[Your goal]: Each line from the one that has "Give me the" through the end of the entries below must be written out exactly; leave out all other lines.

[Material for this task]:
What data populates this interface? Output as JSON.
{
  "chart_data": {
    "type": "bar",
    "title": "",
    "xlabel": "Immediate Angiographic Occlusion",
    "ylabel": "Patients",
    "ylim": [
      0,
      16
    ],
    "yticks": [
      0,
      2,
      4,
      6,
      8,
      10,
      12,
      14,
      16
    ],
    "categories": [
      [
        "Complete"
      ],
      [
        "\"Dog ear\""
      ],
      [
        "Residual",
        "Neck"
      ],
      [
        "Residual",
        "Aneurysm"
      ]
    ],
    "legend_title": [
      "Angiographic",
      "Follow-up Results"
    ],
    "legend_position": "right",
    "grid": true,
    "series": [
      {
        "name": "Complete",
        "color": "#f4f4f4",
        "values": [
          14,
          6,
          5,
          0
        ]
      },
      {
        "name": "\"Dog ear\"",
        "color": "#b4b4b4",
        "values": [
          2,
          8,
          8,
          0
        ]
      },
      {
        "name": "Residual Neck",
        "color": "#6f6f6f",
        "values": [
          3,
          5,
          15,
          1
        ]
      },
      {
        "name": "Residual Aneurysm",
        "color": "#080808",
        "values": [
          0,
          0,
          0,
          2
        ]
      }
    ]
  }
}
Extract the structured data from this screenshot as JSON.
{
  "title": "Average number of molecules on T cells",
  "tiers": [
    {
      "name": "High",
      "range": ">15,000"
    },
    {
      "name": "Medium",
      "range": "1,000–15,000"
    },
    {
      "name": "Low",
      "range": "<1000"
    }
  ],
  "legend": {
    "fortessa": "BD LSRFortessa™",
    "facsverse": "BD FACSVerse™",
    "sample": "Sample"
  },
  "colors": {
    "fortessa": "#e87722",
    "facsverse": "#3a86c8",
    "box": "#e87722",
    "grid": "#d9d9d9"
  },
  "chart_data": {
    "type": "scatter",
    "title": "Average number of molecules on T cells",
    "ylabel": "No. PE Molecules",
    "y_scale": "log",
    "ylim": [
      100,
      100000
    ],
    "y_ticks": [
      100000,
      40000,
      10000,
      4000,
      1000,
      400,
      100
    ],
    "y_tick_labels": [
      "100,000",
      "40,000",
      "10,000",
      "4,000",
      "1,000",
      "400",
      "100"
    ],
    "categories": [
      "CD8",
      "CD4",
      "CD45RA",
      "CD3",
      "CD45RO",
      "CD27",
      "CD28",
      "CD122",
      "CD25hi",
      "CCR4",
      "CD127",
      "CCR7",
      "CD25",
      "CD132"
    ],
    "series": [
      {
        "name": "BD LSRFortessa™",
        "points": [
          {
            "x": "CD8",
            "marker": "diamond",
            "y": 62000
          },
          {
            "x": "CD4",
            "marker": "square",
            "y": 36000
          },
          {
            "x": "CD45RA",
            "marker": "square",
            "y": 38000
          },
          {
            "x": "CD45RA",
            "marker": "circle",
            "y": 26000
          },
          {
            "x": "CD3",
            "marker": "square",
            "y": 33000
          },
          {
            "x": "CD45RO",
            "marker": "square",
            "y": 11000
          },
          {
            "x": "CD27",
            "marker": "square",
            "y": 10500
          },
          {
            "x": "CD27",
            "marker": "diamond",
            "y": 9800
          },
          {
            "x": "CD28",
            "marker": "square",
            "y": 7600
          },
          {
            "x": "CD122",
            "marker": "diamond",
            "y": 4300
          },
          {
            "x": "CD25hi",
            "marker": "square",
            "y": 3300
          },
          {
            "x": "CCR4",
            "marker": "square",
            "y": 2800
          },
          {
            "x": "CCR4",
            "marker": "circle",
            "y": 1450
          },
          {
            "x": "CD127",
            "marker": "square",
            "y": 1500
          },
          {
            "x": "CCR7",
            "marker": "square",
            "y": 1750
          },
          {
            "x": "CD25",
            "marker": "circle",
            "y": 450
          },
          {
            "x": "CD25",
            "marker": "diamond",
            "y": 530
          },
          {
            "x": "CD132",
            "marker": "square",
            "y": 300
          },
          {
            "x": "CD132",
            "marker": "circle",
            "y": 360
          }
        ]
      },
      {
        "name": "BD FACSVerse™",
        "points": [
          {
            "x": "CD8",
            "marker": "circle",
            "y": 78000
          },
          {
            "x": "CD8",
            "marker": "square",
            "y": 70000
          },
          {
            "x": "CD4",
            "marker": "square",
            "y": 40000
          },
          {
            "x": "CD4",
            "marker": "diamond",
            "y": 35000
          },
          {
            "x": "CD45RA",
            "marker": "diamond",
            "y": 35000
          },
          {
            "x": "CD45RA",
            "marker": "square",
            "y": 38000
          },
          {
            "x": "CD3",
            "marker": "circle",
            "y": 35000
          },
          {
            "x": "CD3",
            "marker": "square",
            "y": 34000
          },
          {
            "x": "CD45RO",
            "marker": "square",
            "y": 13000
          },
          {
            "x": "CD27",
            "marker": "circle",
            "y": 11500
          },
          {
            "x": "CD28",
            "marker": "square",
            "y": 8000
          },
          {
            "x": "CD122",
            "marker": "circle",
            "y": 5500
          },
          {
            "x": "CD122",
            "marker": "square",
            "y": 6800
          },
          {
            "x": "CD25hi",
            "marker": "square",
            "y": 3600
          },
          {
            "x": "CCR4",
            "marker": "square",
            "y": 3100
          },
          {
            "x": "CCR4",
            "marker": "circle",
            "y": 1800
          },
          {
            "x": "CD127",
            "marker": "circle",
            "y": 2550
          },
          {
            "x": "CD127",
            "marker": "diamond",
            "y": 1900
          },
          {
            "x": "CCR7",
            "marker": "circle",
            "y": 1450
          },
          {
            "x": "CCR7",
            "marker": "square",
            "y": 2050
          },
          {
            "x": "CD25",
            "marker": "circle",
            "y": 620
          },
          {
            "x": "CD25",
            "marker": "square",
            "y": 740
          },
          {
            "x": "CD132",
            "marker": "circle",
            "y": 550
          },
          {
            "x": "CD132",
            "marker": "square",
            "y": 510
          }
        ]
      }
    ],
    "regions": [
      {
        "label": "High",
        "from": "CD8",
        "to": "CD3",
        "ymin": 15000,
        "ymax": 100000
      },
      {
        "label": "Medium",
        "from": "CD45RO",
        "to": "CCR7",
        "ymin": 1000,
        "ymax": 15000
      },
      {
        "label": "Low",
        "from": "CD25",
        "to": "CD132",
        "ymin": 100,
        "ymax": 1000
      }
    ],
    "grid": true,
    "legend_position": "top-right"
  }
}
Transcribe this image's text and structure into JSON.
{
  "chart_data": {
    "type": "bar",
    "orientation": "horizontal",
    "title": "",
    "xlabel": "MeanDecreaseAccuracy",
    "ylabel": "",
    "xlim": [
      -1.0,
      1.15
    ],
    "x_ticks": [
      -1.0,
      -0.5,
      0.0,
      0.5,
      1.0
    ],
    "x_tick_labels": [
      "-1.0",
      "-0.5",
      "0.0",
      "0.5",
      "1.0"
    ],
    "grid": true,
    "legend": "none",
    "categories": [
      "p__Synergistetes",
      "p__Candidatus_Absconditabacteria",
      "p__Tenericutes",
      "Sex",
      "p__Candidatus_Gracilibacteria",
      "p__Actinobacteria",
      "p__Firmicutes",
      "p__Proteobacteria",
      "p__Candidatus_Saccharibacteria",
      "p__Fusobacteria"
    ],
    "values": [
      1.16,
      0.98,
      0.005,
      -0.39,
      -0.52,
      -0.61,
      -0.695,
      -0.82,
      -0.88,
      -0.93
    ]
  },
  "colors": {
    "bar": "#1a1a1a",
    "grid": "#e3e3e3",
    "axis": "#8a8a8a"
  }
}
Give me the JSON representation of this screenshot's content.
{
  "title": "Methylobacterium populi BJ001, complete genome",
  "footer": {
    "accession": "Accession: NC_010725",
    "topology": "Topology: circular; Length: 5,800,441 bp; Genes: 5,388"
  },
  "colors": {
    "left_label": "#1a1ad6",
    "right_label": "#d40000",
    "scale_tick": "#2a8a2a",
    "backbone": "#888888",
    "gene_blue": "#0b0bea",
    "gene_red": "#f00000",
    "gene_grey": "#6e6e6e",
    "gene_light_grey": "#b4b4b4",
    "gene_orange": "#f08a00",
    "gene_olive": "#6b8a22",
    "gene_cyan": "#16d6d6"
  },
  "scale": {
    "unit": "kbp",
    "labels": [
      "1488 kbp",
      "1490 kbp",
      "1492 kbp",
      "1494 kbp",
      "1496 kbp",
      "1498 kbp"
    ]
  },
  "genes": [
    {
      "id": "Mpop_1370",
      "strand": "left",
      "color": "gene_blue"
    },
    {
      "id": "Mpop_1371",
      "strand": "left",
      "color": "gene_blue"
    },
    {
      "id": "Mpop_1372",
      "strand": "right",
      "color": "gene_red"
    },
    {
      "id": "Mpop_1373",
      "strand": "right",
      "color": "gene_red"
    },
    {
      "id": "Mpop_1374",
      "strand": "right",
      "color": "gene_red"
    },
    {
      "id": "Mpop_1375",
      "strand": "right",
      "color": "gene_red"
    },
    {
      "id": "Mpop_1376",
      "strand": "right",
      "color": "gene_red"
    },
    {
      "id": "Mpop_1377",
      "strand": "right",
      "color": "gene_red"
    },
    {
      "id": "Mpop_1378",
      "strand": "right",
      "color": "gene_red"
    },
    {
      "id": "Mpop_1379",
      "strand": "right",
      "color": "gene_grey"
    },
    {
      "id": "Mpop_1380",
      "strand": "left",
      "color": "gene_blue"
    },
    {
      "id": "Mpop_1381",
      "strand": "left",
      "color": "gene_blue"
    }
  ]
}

[Answer below]:
Give me the JSON representation of this screenshot's content.
{
  "title": "Methylobacterium populi BJ001, complete genome",
  "footer": {
    "accession": "Accession: NC_010725",
    "topology": "Topology: circular; Length: 5,800,441 bp; Genes: 5,388"
  },
  "colors": {
    "left_label": "#1a1ad6",
    "right_label": "#d40000",
    "scale_tick": "#2a8a2a",
    "backbone": "#888888",
    "gene_blue": "#0b0bea",
    "gene_red": "#f00000",
    "gene_grey": "#6e6e6e",
    "gene_light_grey": "#b4b4b4",
    "gene_orange": "#f08a00",
    "gene_olive": "#6b8a22",
    "gene_cyan": "#16d6d6"
  },
  "scale": {
    "unit": "kbp",
    "labels": [
      "1488 kbp",
      "1490 kbp",
      "1492 kbp",
      "1494 kbp",
      "1496 kbp",
      "1498 kbp"
    ]
  },
  "genes": [
    {
      "id": "Mpop_1370",
      "strand": "left",
      "color": "gene_blue"
    },
    {
      "id": "Mpop_1371",
      "strand": "left",
      "color": "gene_blue"
    },
    {
      "id": "Mpop_1372",
      "strand": "right",
      "color": "gene_red"
    },
    {
      "id": "Mpop_1373",
      "strand": "right",
      "color": "gene_red"
    },
    {
      "id": "Mpop_1374",
      "strand": "right",
      "color": "gene_red"
    },
    {
      "id": "Mpop_1375",
      "strand": "right",
      "color": "gene_red"
    },
    {
      "id": "Mpop_1376",
      "strand": "right",
      "color": "gene_red"
    },
    {
      "id": "Mpop_1377",
      "strand": "right",
      "color": "gene_red"
    },
    {
      "id": "Mpop_1378",
      "strand": "right",
      "color": "gene_red"
    },
    {
      "id": "Mpop_1379",
      "strand": "right",
      "color": "gene_grey"
    },
    {
      "id": "Mpop_1380",
      "strand": "left",
      "color": "gene_blue"
    },
    {
      "id": "Mpop_1381",
      "strand": "left",
      "color": "gene_blue"
    }
  ]
}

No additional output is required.